* Aim
In the data that follows, count every line holding the string "name" and give the count alone.

* Data in this exercise
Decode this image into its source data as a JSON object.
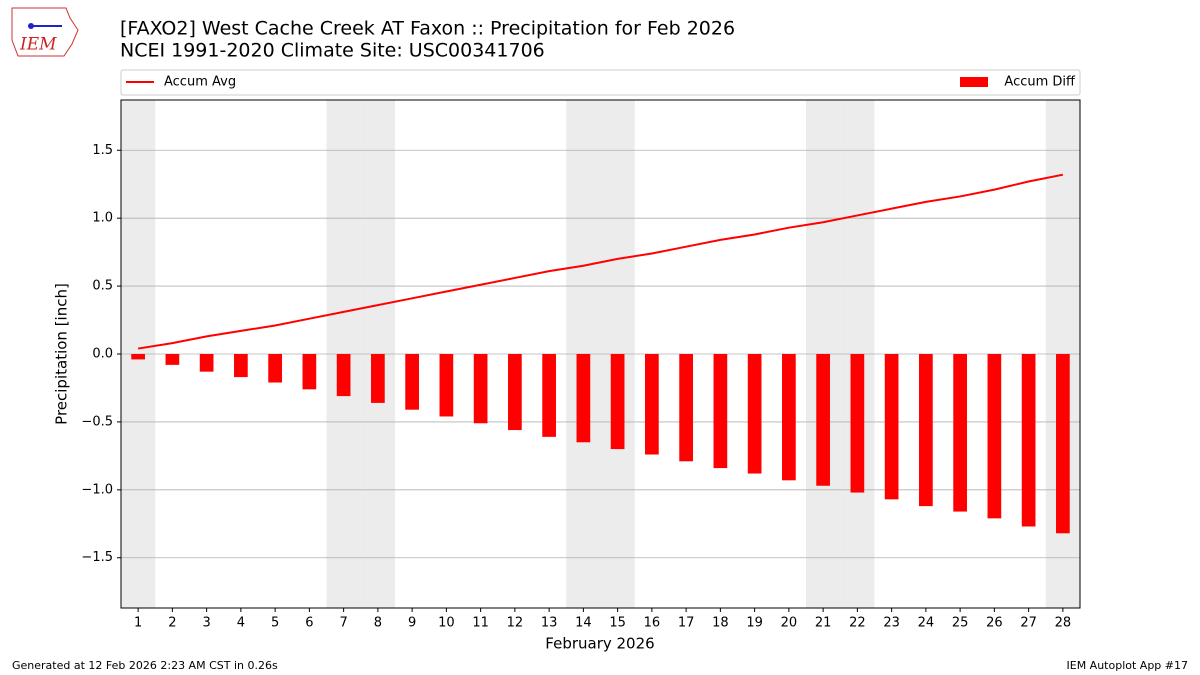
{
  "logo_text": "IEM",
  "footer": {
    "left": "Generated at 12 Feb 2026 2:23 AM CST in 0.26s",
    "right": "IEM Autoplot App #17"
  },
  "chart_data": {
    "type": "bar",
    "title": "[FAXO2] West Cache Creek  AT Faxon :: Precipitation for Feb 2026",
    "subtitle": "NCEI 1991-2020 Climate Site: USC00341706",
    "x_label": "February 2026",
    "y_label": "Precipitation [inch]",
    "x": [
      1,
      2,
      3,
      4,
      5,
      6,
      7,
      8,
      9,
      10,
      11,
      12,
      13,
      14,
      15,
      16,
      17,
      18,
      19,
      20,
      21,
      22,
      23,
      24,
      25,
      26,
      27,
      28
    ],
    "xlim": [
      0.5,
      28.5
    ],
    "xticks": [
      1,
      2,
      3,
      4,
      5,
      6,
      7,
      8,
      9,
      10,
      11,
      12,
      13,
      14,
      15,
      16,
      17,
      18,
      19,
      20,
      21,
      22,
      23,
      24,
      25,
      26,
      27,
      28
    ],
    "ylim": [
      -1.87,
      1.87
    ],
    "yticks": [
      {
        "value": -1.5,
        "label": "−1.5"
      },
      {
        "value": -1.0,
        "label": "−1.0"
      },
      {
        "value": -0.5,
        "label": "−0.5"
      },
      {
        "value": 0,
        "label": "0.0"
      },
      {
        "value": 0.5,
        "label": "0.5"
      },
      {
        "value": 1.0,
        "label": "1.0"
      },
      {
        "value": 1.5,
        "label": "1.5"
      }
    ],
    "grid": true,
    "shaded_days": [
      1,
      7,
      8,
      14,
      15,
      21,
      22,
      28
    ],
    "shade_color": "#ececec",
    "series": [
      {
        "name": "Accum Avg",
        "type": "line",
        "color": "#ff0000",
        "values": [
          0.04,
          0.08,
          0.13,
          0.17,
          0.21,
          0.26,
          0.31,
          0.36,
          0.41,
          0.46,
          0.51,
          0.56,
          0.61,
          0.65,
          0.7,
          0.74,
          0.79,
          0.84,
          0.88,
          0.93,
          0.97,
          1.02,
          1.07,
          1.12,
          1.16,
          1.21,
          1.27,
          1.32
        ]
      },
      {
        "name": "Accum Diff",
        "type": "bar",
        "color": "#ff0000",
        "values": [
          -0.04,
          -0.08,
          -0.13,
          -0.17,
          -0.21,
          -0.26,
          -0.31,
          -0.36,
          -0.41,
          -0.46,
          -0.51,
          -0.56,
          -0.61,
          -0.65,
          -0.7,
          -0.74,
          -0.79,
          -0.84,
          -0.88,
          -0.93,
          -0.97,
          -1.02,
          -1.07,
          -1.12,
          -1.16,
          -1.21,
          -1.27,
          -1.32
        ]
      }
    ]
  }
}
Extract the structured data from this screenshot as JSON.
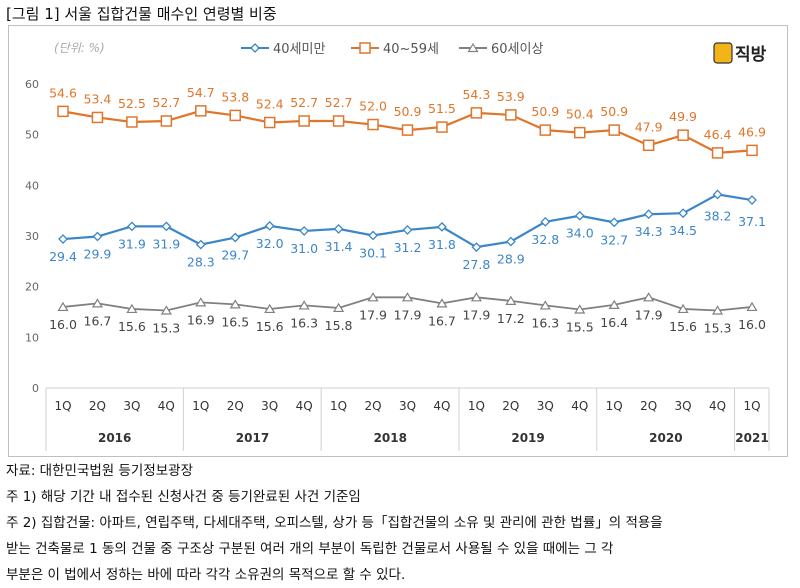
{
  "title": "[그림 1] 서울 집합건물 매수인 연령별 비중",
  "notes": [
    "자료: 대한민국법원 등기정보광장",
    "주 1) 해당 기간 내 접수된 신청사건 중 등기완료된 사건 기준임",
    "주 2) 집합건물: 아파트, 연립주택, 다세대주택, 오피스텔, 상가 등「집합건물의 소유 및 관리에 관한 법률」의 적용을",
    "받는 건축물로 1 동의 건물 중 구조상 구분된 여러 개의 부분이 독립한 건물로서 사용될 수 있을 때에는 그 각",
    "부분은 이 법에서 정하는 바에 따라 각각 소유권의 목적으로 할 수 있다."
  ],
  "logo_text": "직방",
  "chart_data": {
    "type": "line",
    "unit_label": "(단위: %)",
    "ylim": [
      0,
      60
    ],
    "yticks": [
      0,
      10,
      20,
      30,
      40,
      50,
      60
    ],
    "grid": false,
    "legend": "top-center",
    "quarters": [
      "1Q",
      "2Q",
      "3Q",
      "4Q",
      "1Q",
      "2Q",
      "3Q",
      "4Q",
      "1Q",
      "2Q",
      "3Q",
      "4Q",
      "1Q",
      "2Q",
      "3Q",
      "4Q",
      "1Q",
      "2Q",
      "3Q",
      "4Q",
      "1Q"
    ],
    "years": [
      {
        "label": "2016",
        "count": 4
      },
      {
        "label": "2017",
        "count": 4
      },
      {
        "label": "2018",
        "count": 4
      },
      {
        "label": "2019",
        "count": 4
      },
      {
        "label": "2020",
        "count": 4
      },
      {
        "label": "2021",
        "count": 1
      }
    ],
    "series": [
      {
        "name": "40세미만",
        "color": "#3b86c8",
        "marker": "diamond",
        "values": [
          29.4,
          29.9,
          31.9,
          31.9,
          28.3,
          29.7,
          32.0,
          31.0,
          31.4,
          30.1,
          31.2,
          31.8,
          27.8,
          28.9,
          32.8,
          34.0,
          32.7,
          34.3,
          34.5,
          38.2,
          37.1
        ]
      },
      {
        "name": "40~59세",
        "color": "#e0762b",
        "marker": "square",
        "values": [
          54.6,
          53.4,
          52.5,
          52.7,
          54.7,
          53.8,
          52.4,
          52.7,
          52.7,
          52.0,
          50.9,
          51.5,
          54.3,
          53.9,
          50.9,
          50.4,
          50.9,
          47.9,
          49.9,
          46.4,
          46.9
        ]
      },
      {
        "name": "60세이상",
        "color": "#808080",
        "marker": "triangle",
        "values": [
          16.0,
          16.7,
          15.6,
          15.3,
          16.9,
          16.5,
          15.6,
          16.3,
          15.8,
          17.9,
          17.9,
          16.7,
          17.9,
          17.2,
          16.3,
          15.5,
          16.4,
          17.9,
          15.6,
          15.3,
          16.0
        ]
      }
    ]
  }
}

* Task solution
5